• **To be done**
All lines featuring the string "Franziska" are to be listed.

[Saved data entries]
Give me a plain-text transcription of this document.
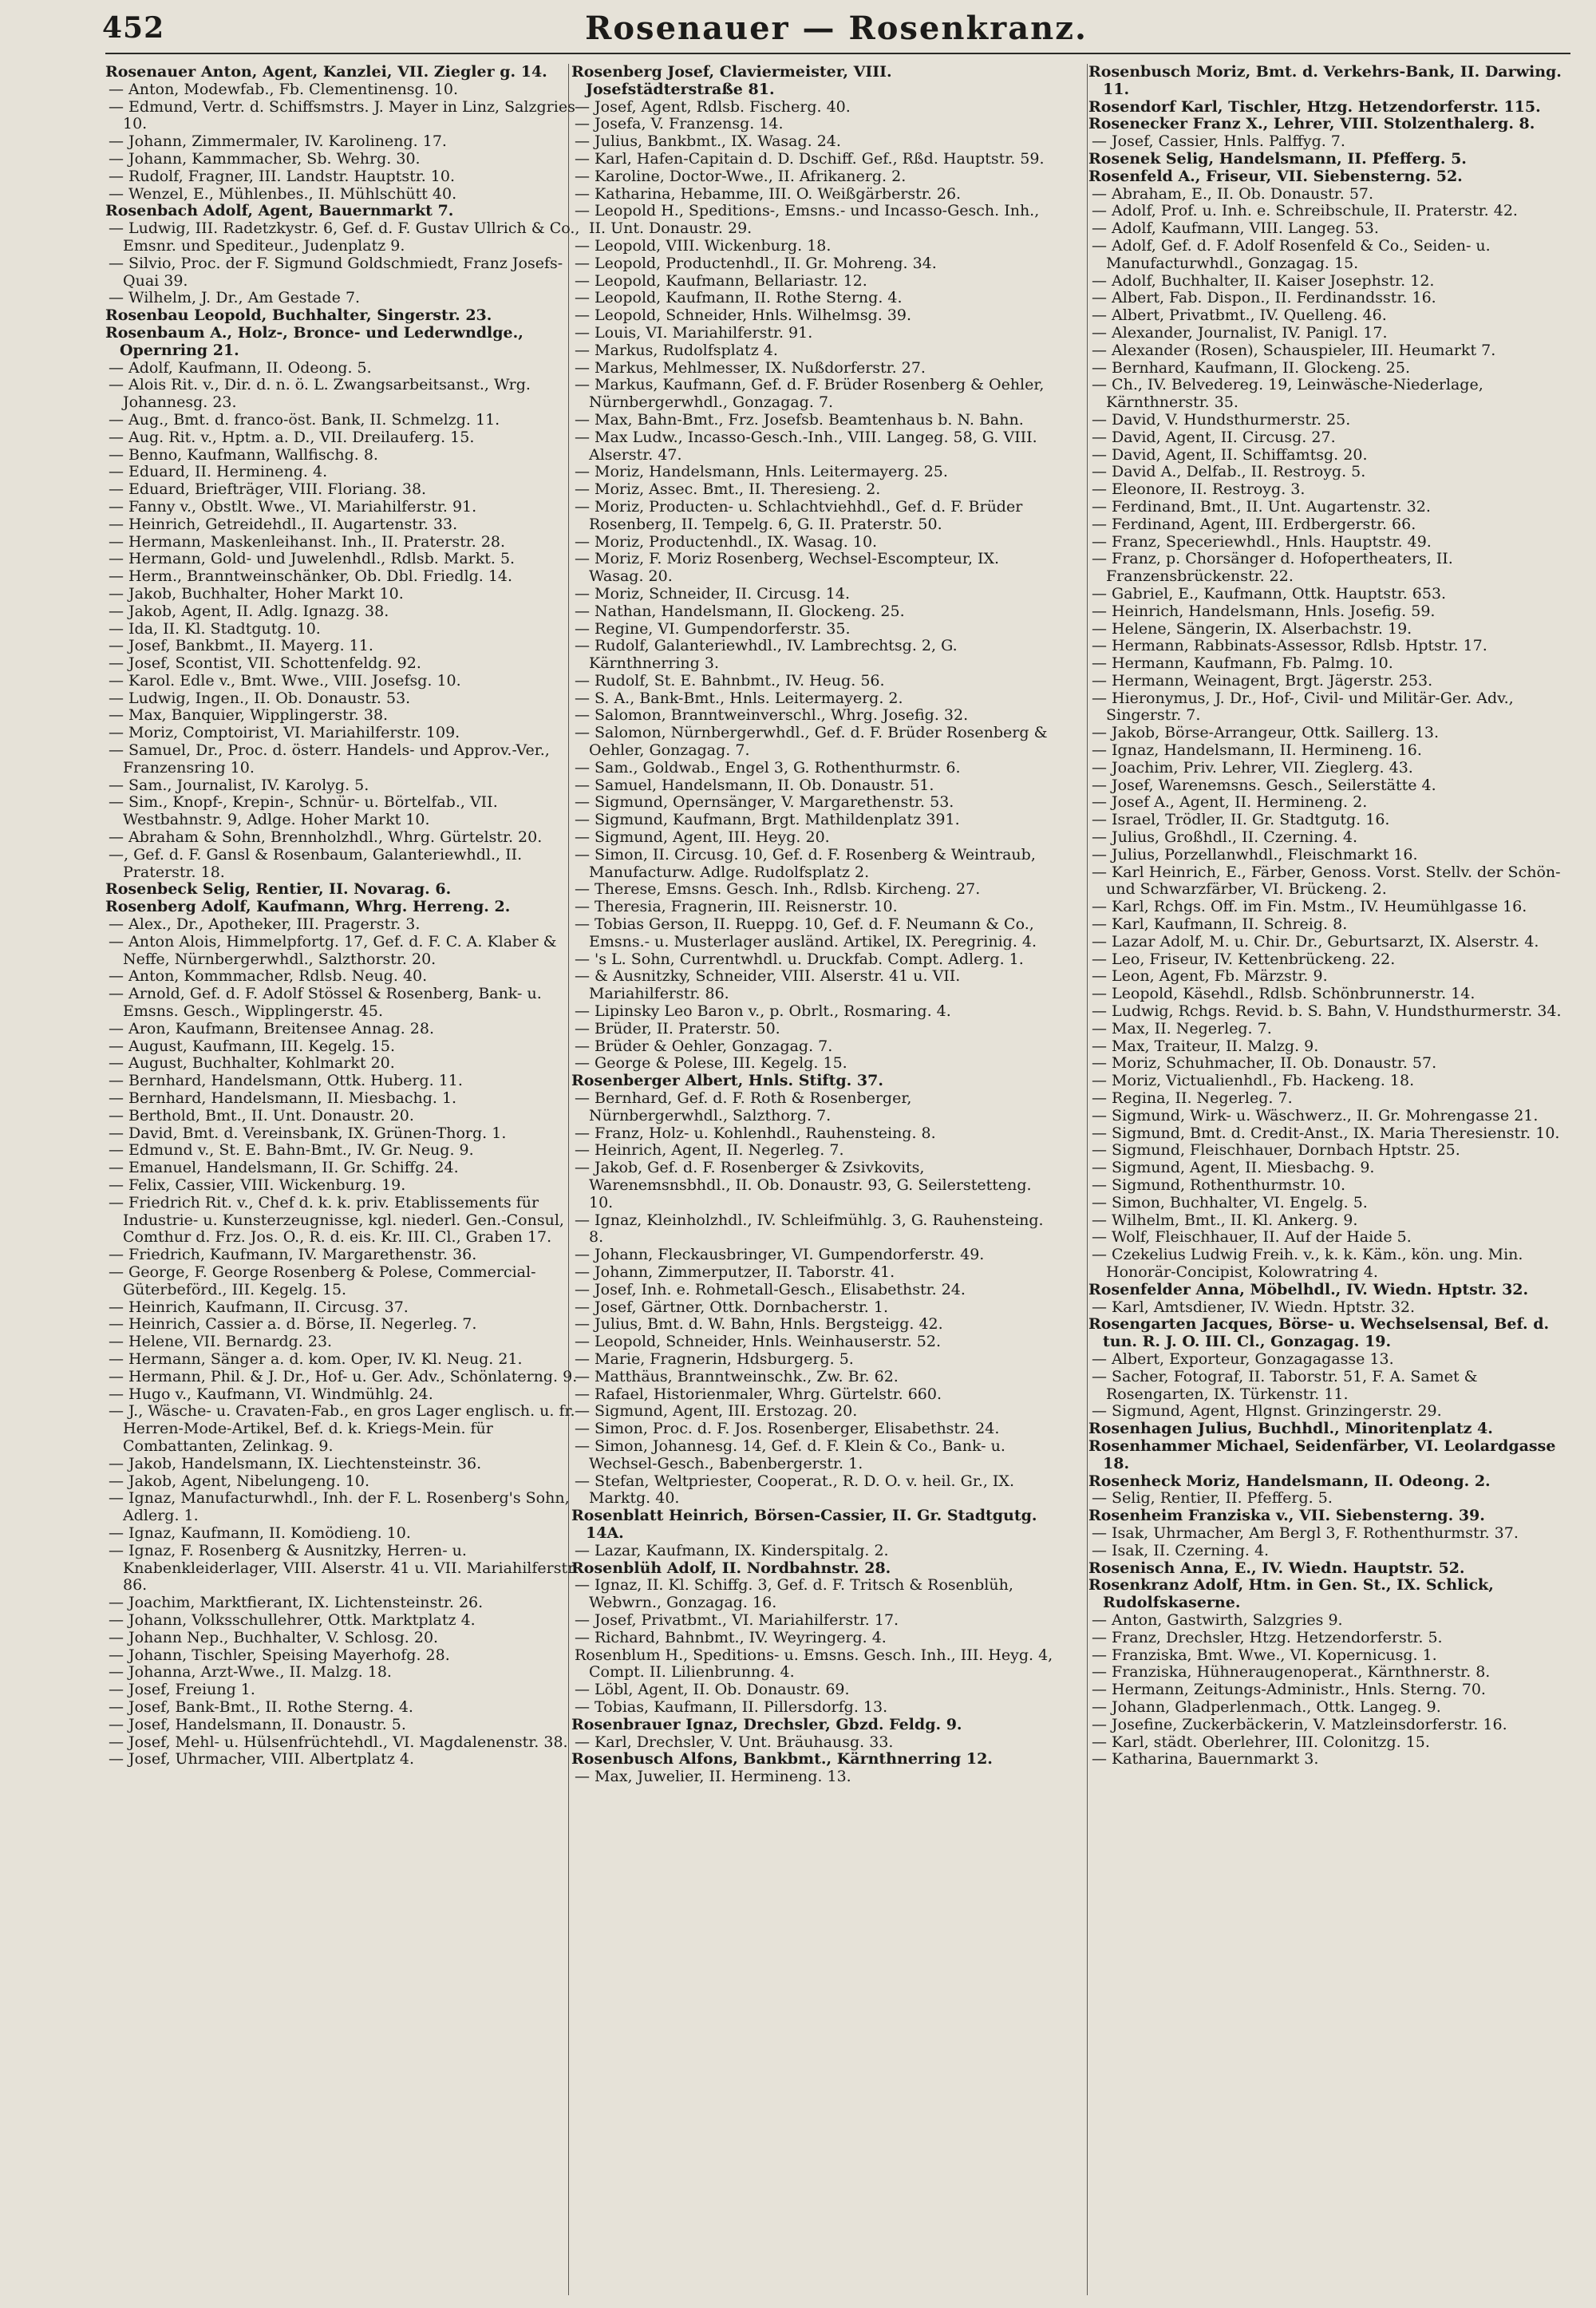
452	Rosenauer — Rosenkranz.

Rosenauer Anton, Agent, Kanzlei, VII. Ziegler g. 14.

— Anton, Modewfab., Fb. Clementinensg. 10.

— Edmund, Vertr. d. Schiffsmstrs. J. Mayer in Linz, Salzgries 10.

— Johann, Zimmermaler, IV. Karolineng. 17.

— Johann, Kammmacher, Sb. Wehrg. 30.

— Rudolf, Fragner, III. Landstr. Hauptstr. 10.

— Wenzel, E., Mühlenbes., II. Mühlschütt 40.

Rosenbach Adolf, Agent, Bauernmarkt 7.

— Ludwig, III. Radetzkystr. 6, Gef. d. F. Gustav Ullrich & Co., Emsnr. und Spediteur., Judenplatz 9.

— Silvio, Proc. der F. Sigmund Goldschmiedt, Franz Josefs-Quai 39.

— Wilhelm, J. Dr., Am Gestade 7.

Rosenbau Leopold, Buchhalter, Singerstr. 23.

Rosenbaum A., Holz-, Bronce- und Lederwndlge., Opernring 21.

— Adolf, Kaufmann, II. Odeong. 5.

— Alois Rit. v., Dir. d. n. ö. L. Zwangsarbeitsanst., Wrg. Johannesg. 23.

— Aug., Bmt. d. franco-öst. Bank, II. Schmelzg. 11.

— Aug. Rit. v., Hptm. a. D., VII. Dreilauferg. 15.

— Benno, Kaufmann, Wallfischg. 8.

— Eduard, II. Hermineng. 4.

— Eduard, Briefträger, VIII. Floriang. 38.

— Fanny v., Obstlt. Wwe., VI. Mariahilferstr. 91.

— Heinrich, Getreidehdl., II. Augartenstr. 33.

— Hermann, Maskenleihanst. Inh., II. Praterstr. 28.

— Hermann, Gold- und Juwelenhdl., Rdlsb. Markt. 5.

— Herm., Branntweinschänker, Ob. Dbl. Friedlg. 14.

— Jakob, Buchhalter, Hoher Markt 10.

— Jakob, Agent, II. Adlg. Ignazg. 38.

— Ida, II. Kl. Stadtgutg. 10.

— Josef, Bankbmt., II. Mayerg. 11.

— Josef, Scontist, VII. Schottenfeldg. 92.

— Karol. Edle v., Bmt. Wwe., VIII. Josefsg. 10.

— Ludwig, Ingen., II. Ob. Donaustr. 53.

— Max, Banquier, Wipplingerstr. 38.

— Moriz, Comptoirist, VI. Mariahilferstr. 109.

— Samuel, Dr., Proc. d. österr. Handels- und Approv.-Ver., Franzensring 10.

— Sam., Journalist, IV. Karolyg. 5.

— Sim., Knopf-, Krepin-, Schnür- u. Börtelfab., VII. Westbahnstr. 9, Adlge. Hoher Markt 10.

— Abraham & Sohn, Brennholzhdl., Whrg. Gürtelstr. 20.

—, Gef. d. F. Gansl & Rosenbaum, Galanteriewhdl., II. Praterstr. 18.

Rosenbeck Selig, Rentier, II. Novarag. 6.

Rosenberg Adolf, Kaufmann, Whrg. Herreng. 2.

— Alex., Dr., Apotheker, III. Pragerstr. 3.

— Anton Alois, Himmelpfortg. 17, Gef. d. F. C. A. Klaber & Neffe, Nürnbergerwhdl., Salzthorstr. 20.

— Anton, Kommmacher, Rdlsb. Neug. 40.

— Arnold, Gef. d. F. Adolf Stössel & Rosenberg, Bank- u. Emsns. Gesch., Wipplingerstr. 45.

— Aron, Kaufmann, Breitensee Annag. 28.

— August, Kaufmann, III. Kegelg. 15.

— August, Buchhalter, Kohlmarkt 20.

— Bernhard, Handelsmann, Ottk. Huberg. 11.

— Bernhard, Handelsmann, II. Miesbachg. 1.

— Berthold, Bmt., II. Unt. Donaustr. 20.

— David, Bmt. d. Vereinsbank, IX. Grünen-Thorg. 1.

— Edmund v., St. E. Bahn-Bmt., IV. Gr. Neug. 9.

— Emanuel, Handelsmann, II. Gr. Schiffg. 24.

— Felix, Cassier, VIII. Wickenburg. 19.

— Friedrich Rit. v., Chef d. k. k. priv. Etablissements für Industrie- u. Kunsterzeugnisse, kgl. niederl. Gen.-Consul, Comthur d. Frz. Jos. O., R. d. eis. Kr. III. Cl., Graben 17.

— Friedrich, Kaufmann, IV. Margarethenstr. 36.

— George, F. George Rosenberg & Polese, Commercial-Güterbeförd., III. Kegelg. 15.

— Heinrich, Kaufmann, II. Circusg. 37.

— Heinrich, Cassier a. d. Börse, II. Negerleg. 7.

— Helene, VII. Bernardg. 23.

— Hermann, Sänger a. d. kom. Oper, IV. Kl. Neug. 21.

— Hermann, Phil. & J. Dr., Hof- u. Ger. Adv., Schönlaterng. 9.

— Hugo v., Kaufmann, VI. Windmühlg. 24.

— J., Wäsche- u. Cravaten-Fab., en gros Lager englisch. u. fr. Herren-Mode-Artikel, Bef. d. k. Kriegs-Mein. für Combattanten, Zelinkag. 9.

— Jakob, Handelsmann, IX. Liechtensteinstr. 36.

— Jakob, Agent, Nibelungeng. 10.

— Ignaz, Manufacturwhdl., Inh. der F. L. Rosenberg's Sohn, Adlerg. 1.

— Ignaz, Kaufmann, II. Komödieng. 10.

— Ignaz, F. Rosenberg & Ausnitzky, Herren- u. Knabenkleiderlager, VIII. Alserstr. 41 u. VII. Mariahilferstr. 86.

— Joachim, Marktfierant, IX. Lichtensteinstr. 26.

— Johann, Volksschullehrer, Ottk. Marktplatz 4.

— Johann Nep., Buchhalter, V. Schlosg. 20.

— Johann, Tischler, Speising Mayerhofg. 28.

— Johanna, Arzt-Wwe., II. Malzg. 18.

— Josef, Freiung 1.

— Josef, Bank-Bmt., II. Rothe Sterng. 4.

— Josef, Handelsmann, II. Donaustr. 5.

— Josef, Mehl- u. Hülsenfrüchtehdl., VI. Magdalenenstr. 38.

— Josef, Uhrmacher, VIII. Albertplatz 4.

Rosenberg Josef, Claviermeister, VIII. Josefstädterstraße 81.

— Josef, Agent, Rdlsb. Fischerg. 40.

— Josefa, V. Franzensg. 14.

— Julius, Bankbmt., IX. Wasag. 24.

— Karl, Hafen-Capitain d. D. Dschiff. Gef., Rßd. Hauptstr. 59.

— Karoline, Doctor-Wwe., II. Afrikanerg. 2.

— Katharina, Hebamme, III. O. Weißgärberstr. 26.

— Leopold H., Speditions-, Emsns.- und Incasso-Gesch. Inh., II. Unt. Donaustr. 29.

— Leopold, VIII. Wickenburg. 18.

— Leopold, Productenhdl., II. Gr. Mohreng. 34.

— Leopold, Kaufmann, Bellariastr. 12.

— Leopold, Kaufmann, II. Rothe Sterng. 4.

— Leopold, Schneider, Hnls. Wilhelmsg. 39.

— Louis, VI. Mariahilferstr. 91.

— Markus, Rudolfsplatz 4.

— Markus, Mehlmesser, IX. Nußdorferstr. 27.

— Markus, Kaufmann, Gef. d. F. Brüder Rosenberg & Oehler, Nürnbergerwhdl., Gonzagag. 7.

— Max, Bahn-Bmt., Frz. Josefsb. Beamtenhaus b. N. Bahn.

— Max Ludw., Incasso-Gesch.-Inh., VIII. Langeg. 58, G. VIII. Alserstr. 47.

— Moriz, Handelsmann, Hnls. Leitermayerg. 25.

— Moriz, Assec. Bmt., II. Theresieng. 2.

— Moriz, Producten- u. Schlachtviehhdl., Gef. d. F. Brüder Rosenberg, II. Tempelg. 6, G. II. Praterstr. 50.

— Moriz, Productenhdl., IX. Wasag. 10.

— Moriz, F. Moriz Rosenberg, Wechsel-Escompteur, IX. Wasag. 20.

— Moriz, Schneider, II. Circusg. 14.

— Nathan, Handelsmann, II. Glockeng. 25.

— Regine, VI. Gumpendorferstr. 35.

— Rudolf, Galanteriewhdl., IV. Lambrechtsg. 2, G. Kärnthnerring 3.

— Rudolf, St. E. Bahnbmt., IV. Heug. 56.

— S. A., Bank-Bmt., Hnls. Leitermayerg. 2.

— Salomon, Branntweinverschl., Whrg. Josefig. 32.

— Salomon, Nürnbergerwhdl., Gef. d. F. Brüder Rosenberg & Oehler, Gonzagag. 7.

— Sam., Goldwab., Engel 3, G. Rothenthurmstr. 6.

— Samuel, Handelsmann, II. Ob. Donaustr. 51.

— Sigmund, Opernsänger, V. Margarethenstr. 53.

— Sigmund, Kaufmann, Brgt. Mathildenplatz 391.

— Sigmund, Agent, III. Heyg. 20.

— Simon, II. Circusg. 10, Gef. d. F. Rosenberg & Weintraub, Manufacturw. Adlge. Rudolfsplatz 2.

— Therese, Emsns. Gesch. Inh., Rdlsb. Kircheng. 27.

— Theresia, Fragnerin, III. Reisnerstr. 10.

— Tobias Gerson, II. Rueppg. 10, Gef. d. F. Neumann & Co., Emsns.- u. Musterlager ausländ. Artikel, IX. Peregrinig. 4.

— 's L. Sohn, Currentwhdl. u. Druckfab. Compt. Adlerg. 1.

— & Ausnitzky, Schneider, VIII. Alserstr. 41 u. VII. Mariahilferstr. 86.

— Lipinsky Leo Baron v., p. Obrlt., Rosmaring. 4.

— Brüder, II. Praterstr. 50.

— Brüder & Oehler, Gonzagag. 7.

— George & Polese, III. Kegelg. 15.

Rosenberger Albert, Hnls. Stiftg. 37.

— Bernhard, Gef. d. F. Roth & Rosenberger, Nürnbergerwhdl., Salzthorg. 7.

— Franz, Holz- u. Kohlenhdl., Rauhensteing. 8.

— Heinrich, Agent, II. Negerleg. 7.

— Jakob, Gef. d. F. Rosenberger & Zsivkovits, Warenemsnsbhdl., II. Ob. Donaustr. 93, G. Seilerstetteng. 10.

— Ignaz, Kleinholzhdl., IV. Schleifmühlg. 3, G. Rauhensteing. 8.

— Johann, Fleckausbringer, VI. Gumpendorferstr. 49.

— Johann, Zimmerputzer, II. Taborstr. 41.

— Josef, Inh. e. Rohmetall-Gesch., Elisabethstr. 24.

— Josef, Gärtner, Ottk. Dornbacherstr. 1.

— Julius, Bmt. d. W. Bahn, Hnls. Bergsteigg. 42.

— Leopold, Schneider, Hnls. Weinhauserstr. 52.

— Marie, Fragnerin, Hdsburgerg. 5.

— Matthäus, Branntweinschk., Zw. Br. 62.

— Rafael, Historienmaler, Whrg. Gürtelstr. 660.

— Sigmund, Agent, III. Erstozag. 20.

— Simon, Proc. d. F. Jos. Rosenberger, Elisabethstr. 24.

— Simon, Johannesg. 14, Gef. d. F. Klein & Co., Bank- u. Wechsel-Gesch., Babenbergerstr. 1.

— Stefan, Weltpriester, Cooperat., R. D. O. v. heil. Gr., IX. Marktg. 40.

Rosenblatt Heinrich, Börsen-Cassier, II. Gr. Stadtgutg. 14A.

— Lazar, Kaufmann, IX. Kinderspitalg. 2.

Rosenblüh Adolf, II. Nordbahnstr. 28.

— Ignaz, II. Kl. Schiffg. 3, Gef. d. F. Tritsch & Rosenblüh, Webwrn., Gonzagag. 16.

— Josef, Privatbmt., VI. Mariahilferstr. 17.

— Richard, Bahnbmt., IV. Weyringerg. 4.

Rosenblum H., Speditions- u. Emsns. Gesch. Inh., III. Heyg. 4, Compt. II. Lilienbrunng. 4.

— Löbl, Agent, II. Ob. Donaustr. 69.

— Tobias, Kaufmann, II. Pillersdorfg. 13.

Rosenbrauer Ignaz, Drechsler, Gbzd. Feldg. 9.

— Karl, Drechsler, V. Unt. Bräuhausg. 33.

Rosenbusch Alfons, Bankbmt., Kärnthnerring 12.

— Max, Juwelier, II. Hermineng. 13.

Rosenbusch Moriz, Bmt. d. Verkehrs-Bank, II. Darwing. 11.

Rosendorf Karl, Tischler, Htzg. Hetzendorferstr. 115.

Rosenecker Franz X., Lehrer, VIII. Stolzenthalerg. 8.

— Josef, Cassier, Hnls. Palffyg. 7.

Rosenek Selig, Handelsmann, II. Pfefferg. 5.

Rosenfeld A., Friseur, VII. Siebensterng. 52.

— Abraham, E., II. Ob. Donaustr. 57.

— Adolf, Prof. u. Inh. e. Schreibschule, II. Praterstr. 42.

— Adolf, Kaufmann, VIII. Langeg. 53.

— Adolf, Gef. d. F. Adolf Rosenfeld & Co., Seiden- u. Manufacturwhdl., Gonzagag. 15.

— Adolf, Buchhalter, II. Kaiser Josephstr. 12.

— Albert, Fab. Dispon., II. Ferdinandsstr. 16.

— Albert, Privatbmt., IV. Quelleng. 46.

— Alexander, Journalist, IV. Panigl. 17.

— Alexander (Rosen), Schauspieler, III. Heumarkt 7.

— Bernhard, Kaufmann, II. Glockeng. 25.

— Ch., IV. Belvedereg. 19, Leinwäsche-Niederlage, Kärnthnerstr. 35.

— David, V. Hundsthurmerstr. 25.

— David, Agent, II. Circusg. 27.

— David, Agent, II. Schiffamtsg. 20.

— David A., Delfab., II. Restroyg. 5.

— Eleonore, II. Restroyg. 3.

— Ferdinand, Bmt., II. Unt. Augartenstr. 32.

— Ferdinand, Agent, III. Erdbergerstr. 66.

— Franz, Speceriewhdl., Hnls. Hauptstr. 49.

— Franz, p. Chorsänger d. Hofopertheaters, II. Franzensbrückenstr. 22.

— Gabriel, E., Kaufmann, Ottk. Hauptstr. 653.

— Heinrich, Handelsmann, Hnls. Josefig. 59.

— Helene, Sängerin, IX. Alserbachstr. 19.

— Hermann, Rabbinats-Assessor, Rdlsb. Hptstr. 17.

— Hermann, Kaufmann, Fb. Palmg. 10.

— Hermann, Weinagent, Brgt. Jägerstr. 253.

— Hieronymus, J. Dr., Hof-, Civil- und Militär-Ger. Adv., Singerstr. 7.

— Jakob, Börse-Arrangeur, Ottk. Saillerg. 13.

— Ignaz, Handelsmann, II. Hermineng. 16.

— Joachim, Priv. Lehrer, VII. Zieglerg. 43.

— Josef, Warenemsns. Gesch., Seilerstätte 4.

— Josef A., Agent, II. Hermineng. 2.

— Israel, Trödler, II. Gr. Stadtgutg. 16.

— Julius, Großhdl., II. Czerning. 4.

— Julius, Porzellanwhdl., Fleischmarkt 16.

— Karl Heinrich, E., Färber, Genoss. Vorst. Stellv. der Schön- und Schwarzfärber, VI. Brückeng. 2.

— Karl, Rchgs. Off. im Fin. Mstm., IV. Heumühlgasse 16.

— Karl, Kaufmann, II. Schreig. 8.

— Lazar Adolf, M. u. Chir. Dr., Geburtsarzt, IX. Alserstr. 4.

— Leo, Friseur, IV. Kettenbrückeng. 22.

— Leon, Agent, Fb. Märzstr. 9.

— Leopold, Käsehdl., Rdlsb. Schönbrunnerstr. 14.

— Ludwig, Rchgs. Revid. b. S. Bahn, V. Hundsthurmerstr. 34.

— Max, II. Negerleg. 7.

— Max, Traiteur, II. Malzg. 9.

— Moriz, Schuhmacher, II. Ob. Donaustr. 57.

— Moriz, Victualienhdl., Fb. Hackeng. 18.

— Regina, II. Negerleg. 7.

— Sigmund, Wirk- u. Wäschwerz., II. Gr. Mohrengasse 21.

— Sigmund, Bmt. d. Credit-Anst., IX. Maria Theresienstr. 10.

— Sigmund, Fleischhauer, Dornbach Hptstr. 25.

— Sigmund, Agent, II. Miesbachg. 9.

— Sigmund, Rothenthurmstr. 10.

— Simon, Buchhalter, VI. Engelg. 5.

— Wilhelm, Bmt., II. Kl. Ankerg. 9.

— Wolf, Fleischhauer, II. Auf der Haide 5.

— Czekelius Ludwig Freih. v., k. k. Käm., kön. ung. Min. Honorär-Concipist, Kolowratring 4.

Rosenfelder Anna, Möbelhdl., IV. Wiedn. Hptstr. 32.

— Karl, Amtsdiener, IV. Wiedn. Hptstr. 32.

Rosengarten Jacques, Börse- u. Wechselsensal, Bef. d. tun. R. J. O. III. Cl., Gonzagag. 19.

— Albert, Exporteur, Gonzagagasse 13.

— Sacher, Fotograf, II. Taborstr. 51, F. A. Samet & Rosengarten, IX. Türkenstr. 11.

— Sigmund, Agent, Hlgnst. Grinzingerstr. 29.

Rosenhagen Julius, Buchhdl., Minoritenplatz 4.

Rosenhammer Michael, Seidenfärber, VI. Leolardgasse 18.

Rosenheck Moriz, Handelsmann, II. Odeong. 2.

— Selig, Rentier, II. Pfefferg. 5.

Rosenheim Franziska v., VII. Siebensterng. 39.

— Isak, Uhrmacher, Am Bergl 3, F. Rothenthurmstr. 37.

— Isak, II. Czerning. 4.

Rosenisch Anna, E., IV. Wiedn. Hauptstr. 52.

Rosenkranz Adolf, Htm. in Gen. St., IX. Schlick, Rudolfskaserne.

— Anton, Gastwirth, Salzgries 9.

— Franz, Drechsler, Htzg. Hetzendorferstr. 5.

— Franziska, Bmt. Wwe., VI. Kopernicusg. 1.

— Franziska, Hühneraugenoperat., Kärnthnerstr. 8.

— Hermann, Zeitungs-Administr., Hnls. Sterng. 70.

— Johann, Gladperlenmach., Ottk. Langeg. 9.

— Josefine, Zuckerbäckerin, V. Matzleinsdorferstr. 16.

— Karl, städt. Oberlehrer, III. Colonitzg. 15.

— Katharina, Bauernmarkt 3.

• **The completed task**
Rosenheim Franziska v., VII. Siebensterng. 39.
— Franziska, Bmt. Wwe., VI. Kopernicusg. 1.
— Franziska, Hühneraugenoperat., Kärnthnerstr. 8.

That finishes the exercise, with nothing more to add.